BEGIN INPUT ROWS
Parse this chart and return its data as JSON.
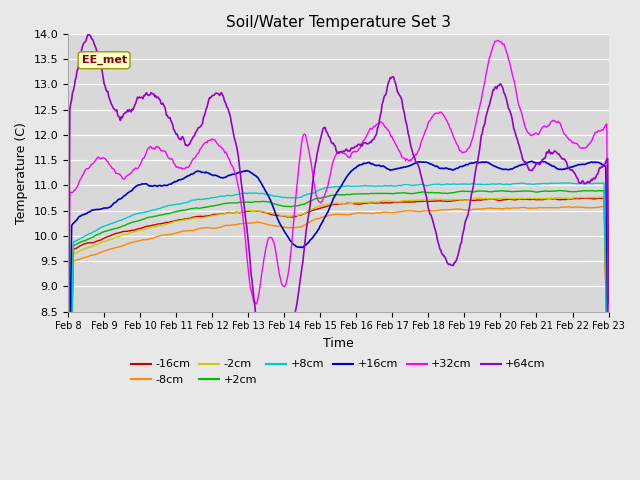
{
  "title": "Soil/Water Temperature Set 3",
  "xlabel": "Time",
  "ylabel": "Temperature (C)",
  "ylim": [
    8.5,
    14.0
  ],
  "yticks": [
    8.5,
    9.0,
    9.5,
    10.0,
    10.5,
    11.0,
    11.5,
    12.0,
    12.5,
    13.0,
    13.5,
    14.0
  ],
  "annotation": "EE_met",
  "bg_color": "#e0e0e0",
  "series": {
    "-16cm": {
      "color": "#cc0000",
      "lw": 1.0
    },
    "-8cm": {
      "color": "#ff8800",
      "lw": 1.0
    },
    "-2cm": {
      "color": "#cccc00",
      "lw": 1.0
    },
    "+2cm": {
      "color": "#00bb00",
      "lw": 1.0
    },
    "+8cm": {
      "color": "#00cccc",
      "lw": 1.0
    },
    "+16cm": {
      "color": "#0000cc",
      "lw": 1.2
    },
    "+32cm": {
      "color": "#ff00ff",
      "lw": 1.0
    },
    "+64cm": {
      "color": "#9900cc",
      "lw": 1.2
    }
  },
  "xtick_labels": [
    "Feb 8",
    "Feb 9",
    "Feb 10",
    "Feb 11",
    "Feb 12",
    "Feb 13",
    "Feb 14",
    "Feb 15",
    "Feb 16",
    "Feb 17",
    "Feb 18",
    "Feb 19",
    "Feb 20",
    "Feb 21",
    "Feb 22",
    "Feb 23"
  ]
}
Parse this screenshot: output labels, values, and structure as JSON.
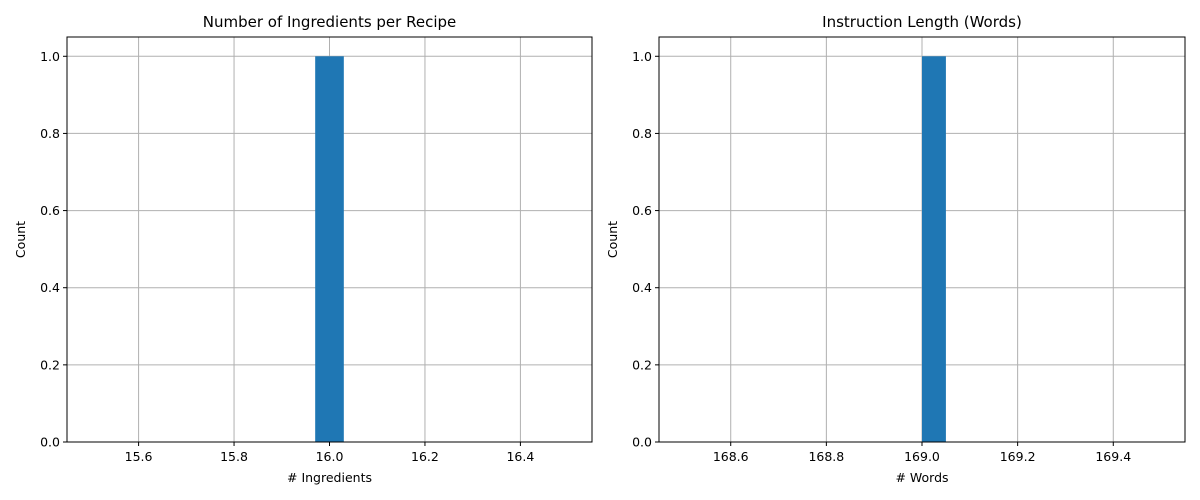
{
  "chart_data": [
    {
      "type": "bar",
      "title": "Number of Ingredients per Recipe",
      "xlabel": "# Ingredients",
      "ylabel": "Count",
      "xlim": [
        15.45,
        16.55
      ],
      "ylim": [
        0,
        1.05
      ],
      "xticks": [
        "15.6",
        "15.8",
        "16.0",
        "16.2",
        "16.4"
      ],
      "xtick_values": [
        15.6,
        15.8,
        16.0,
        16.2,
        16.4
      ],
      "yticks": [
        "0.0",
        "0.2",
        "0.4",
        "0.6",
        "0.8",
        "1.0"
      ],
      "ytick_values": [
        0,
        0.2,
        0.4,
        0.6,
        0.8,
        1.0
      ],
      "grid": true,
      "bars": [
        {
          "x_start": 15.97,
          "x_end": 16.03,
          "value": 1
        }
      ],
      "color": "#1f77b4"
    },
    {
      "type": "bar",
      "title": "Instruction Length (Words)",
      "xlabel": "# Words",
      "ylabel": "Count",
      "xlim": [
        168.45,
        169.55
      ],
      "ylim": [
        0,
        1.05
      ],
      "xticks": [
        "168.6",
        "168.8",
        "169.0",
        "169.2",
        "169.4"
      ],
      "xtick_values": [
        168.6,
        168.8,
        169.0,
        169.2,
        169.4
      ],
      "yticks": [
        "0.0",
        "0.2",
        "0.4",
        "0.6",
        "0.8",
        "1.0"
      ],
      "ytick_values": [
        0,
        0.2,
        0.4,
        0.6,
        0.8,
        1.0
      ],
      "grid": true,
      "bars": [
        {
          "x_start": 169.0,
          "x_end": 169.05,
          "value": 1
        }
      ],
      "color": "#1f77b4"
    }
  ]
}
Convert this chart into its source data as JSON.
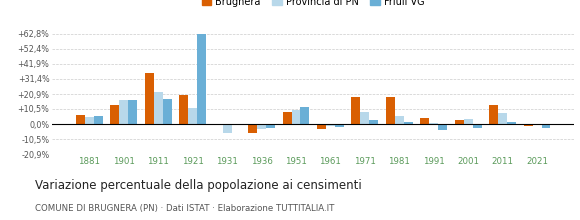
END INPUT ROWS
### EXERCISE GOAL
Copy all lines from the data that hold the word "Words".

### FINISHED EXERCISE
      "title": "Instruction Length (Words)",
      "xlabel": "# Words",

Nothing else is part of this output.